◆ WHAT TO WORK ON: Every entry needs to be reproduced exactly.

※

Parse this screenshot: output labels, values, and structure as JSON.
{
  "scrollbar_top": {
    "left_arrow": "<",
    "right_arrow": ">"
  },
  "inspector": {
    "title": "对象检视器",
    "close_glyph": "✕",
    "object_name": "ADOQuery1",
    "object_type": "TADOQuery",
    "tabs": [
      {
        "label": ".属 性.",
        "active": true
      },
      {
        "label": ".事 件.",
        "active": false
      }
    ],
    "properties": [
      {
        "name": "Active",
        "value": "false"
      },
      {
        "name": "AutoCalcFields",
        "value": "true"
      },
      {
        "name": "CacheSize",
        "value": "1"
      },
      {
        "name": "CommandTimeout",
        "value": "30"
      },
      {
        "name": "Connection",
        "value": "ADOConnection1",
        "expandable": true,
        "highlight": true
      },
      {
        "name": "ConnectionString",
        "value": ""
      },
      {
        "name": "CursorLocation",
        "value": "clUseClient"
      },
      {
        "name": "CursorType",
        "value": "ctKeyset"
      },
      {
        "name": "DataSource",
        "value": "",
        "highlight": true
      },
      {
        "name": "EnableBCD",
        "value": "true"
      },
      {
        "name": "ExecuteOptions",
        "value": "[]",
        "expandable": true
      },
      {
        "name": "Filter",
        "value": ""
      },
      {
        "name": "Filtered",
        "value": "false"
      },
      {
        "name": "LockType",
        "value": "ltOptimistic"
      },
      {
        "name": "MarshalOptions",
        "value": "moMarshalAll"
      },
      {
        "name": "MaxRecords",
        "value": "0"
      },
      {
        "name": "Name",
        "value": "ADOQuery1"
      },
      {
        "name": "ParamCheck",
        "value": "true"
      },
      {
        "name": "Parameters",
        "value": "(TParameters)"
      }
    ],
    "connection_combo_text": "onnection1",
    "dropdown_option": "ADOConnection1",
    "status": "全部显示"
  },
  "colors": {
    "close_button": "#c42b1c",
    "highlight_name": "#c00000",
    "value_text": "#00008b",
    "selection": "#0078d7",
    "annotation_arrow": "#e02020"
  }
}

※

◆ ANSWER TO THE EXERCISE:
Parse this screenshot: output labels, values, and structure as JSON.
{
  "scrollbar_top": {
    "left_arrow": "<",
    "right_arrow": ">"
  },
  "inspector": {
    "title": "对象检视器",
    "close_glyph": "✕",
    "object_name": "ADOQuery1",
    "object_type": "TADOQuery",
    "tabs": [
      {
        "label": ".属 性.",
        "active": true
      },
      {
        "label": ".事 件.",
        "active": false
      }
    ],
    "properties": [
      {
        "name": "Active",
        "value": "false"
      },
      {
        "name": "AutoCalcFields",
        "value": "true"
      },
      {
        "name": "CacheSize",
        "value": "1"
      },
      {
        "name": "CommandTimeout",
        "value": "30"
      },
      {
        "name": "Connection",
        "value": "ADOConnection1",
        "expandable": true,
        "highlight": true
      },
      {
        "name": "ConnectionString",
        "value": ""
      },
      {
        "name": "CursorLocation",
        "value": "clUseClient"
      },
      {
        "name": "CursorType",
        "value": "ctKeyset"
      },
      {
        "name": "DataSource",
        "value": "",
        "highlight": true
      },
      {
        "name": "EnableBCD",
        "value": "true"
      },
      {
        "name": "ExecuteOptions",
        "value": "[]",
        "expandable": true
      },
      {
        "name": "Filter",
        "value": ""
      },
      {
        "name": "Filtered",
        "value": "false"
      },
      {
        "name": "LockType",
        "value": "ltOptimistic"
      },
      {
        "name": "MarshalOptions",
        "value": "moMarshalAll"
      },
      {
        "name": "MaxRecords",
        "value": "0"
      },
      {
        "name": "Name",
        "value": "ADOQuery1"
      },
      {
        "name": "ParamCheck",
        "value": "true"
      },
      {
        "name": "Parameters",
        "value": "(TParameters)"
      }
    ],
    "connection_combo_text": "onnection1",
    "dropdown_option": "ADOConnection1",
    "status": "全部显示"
  },
  "colors": {
    "close_button": "#c42b1c",
    "highlight_name": "#c00000",
    "value_text": "#00008b",
    "selection": "#0078d7",
    "annotation_arrow": "#e02020"
  }
}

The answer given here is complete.